ENTRIES PROVIDED:

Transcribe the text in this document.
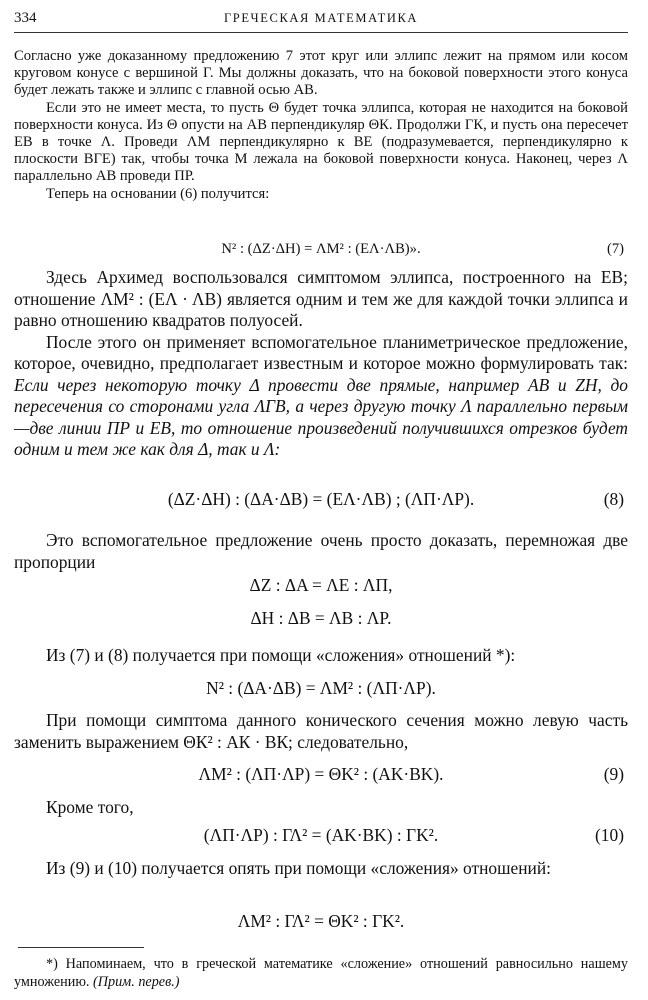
334	ГРЕЧЕСКАЯ МАТЕМАТИКА

Согласно уже доказанному предложению 7 этот круг или эллипс лежит на прямом или косом круговом конусе с вершиной Г. Мы должны доказать, что на боковой поверхности этого конуса будет лежать также и эллипс с главной осью АВ.

Если это не имеет места, то пусть Θ будет точка эллипса, которая не находится на боковой поверхности конуса. Из Θ опусти на АВ перпендикуляр ΘК. Продолжи ГК, и пусть она пересечет ЕВ в точке Λ. Проведи ΛМ перпендикулярно к ВЕ (подразумевается, перпендикулярно к плоскости ВГЕ) так, чтобы точка М лежала на боковой поверхности конуса. Наконец, через Λ параллельно АВ проведи ПР.

Теперь на основании (6) получится:

N² : (ΔZ·ΔH) = ΛM² : (EΛ·ΛB)».	(7)

Здесь Архимед воспользовался симптомом эллипса, построенного на ЕВ; отношение ΛМ² : (ЕΛ · ΛВ) является одним и тем же для каждой точки эллипса и равно отношению квадратов полуосей.

После этого он применяет вспомогательное планиметрическое предложение, которое, очевидно, предполагает известным и которое можно формулировать так: Если через некоторую точку Δ провести две прямые, например АВ и ZН, до пересечения со сторонами угла ΛГВ, а через другую точку Λ параллельно первым—две линии ПР и ЕВ, то отношение произведений получившихся отрезков будет одним и тем же как для Δ, так и Λ:

(ΔZ·ΔH) : (ΔA·ΔB) = (EΛ·ΛB) ; (ΛΠ·ΛP).	(8)

Это вспомогательное предложение очень просто доказать, перемножая две пропорции

ΔZ : ΔA = ΛE : ΛΠ,
ΔH : ΔB = ΛB : ΛP.

Из (7) и (8) получается при помощи «сложения» отношений *):

N² : (ΔA·ΔB) = ΛM² : (ΛΠ·ΛP).

При помощи симптома данного конического сечения можно левую часть заменить выражением ΘК² : АК · ВК; следовательно,

ΛM² : (ΛΠ·ΛP) = ΘK² : (AK·BK).	(9)

Кроме того,

(ΛΠ·ΛP) : ΓΛ² = (AK·BK) : ΓK².	(10)

Из (9) и (10) получается опять при помощи «сложения» отношений:

ΛM² : ΓΛ² = ΘK² : ΓK².

*) Напоминаем, что в греческой математике «сложение» отношений равносильно нашему умножению. (Прим. перев.)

DIRECTIVE: Copy each line above where the string "отношений" occurs.

OUTPUT BELOW:
Из (7) и (8) получается при помощи «сложения» отношений *):
Из (9) и (10) получается опять при помощи «сложения» отношений:
*) Напоминаем, что в греческой математике «сложение» отношений равносильно нашему умножению. (Прим. перев.)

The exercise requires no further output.